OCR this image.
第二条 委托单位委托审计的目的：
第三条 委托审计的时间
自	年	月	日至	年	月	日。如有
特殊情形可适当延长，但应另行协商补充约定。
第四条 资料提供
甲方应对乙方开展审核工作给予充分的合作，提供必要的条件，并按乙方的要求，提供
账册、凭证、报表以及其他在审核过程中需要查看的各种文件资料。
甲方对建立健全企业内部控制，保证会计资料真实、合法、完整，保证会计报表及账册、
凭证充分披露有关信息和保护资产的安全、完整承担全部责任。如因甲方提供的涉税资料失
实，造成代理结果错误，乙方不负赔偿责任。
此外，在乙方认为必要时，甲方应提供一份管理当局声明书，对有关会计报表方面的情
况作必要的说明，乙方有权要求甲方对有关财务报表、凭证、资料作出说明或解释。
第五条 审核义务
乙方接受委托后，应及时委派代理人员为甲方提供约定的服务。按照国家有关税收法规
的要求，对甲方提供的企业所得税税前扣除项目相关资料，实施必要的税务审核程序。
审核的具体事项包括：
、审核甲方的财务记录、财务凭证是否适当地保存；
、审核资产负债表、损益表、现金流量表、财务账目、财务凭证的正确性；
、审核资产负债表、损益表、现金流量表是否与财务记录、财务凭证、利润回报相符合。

---+---

> WHAT THE TASK ASKS
Extract each entry in full, exactly as given.

> FULL ANSWER
OCR this image.
第二条 委托单位委托审计的目的：
第三条 委托审计的时间
自	年	月	日至	年	月	日。如有
特殊情形可适当延长，但应另行协商补充约定。
第四条 资料提供
甲方应对乙方开展审核工作给予充分的合作，提供必要的条件，并按乙方的要求，提供
账册、凭证、报表以及其他在审核过程中需要查看的各种文件资料。
甲方对建立健全企业内部控制，保证会计资料真实、合法、完整，保证会计报表及账册、
凭证充分披露有关信息和保护资产的安全、完整承担全部责任。如因甲方提供的涉税资料失
实，造成代理结果错误，乙方不负赔偿责任。
此外，在乙方认为必要时，甲方应提供一份管理当局声明书，对有关会计报表方面的情
况作必要的说明，乙方有权要求甲方对有关财务报表、凭证、资料作出说明或解释。
第五条 审核义务
乙方接受委托后，应及时委派代理人员为甲方提供约定的服务。按照国家有关税收法规
的要求，对甲方提供的企业所得税税前扣除项目相关资料，实施必要的税务审核程序。
审核的具体事项包括：
、审核甲方的财务记录、财务凭证是否适当地保存；
、审核资产负债表、损益表、现金流量表、财务账目、财务凭证的正确性；
、审核资产负债表、损益表、现金流量表是否与财务记录、财务凭证、利润回报相符合。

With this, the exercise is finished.